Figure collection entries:
★ ★ ★ ★ ★ ★ ★

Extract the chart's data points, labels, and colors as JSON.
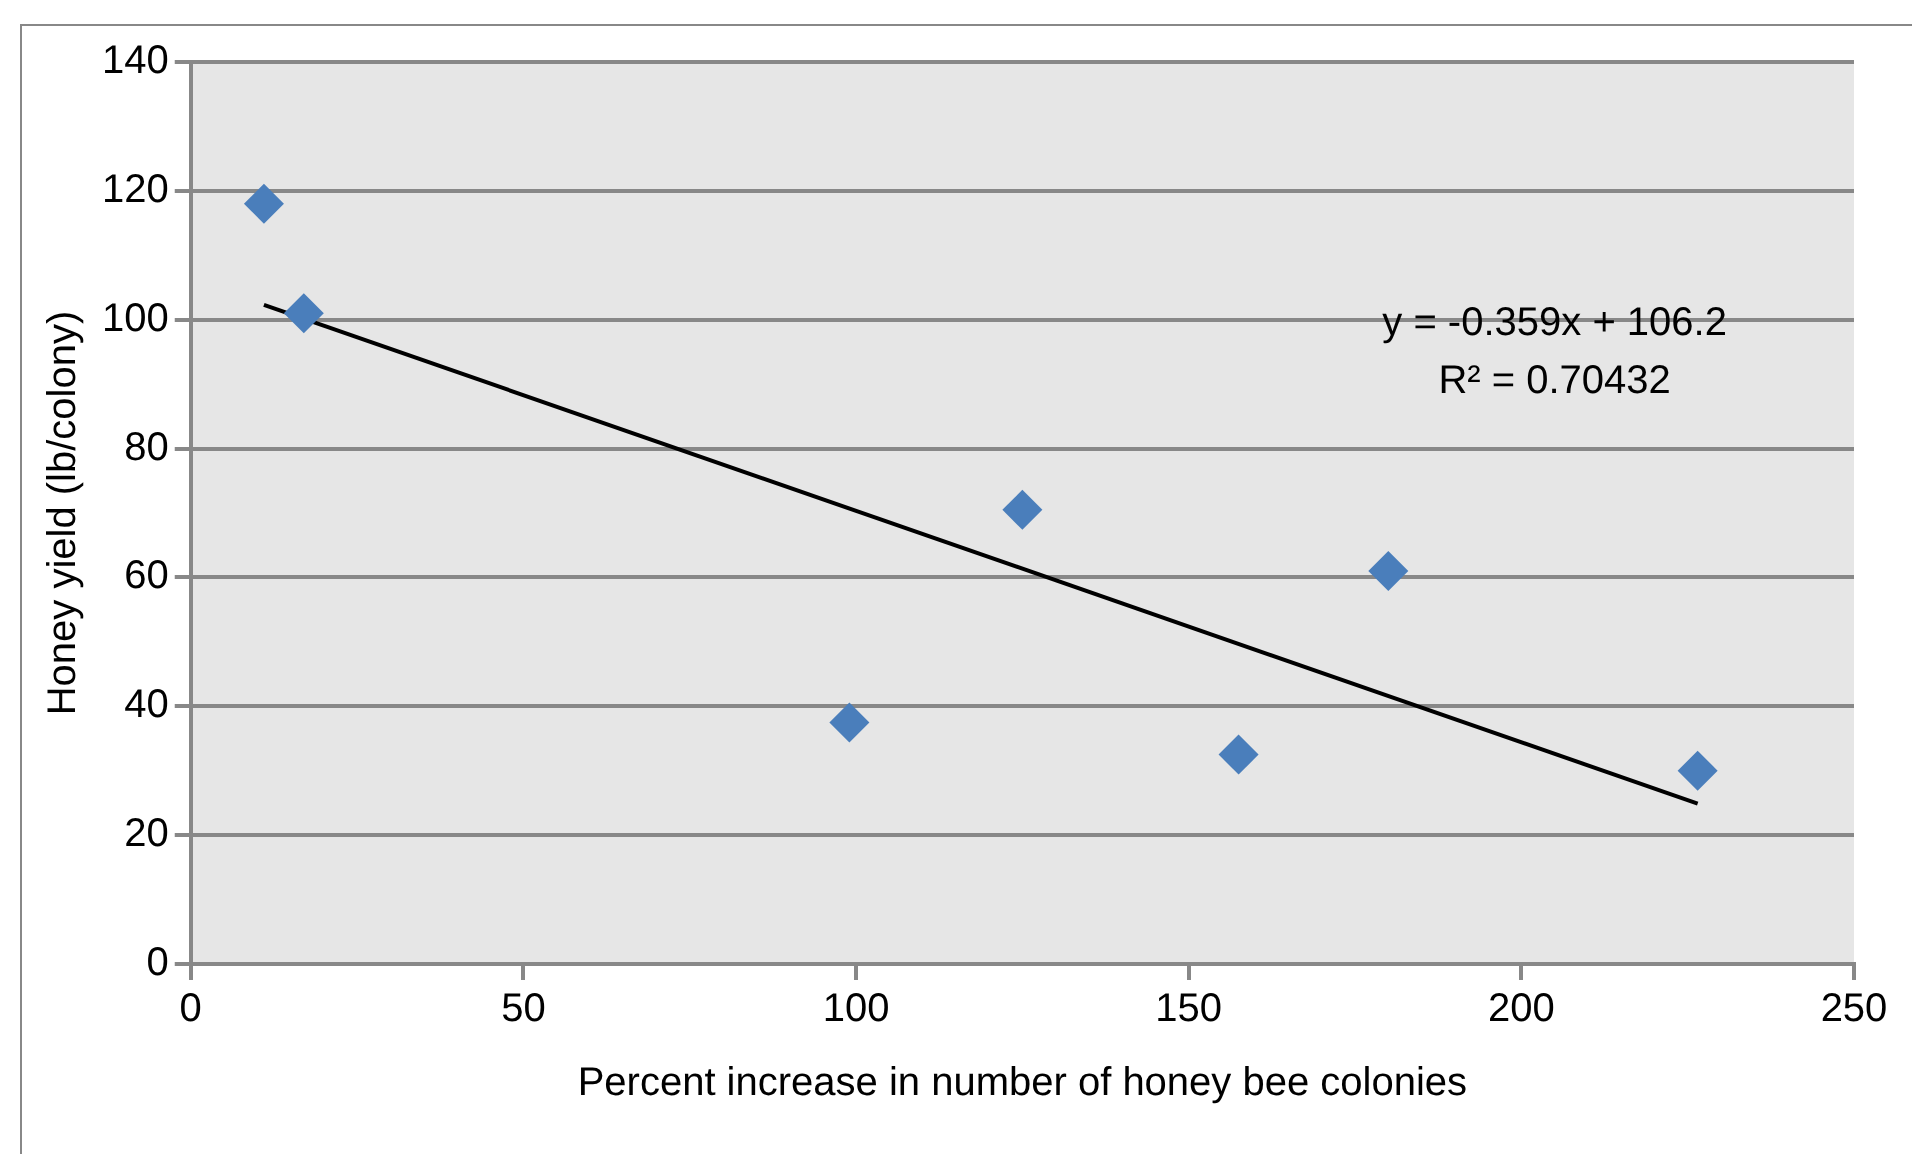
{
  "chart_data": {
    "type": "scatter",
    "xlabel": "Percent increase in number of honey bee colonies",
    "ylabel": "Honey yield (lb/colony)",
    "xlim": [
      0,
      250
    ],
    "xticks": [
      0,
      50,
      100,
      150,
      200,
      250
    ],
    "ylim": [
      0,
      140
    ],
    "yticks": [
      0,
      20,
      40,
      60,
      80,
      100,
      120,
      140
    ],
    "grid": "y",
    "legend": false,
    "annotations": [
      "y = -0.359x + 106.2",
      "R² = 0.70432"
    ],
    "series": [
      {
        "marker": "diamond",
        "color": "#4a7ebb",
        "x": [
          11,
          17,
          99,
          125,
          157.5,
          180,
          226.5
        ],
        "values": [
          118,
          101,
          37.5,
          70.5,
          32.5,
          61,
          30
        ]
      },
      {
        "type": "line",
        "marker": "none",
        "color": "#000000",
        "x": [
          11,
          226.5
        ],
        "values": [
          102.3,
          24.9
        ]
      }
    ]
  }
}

★ ★ ★ ★ ★ ★ ★

All the lines above are to be reproduced exactly, except the pictures.

◆ Solution
Extract the chart's data points, labels, and colors as JSON.
{
  "chart_data": {
    "type": "scatter",
    "xlabel": "Percent increase in number of honey bee colonies",
    "ylabel": "Honey yield (lb/colony)",
    "xlim": [
      0,
      250
    ],
    "xticks": [
      0,
      50,
      100,
      150,
      200,
      250
    ],
    "ylim": [
      0,
      140
    ],
    "yticks": [
      0,
      20,
      40,
      60,
      80,
      100,
      120,
      140
    ],
    "grid": "y",
    "legend": false,
    "annotations": [
      "y = -0.359x + 106.2",
      "R² = 0.70432"
    ],
    "series": [
      {
        "marker": "diamond",
        "color": "#4a7ebb",
        "x": [
          11,
          17,
          99,
          125,
          157.5,
          180,
          226.5
        ],
        "values": [
          118,
          101,
          37.5,
          70.5,
          32.5,
          61,
          30
        ]
      },
      {
        "type": "line",
        "marker": "none",
        "color": "#000000",
        "x": [
          11,
          226.5
        ],
        "values": [
          102.3,
          24.9
        ]
      }
    ]
  }
}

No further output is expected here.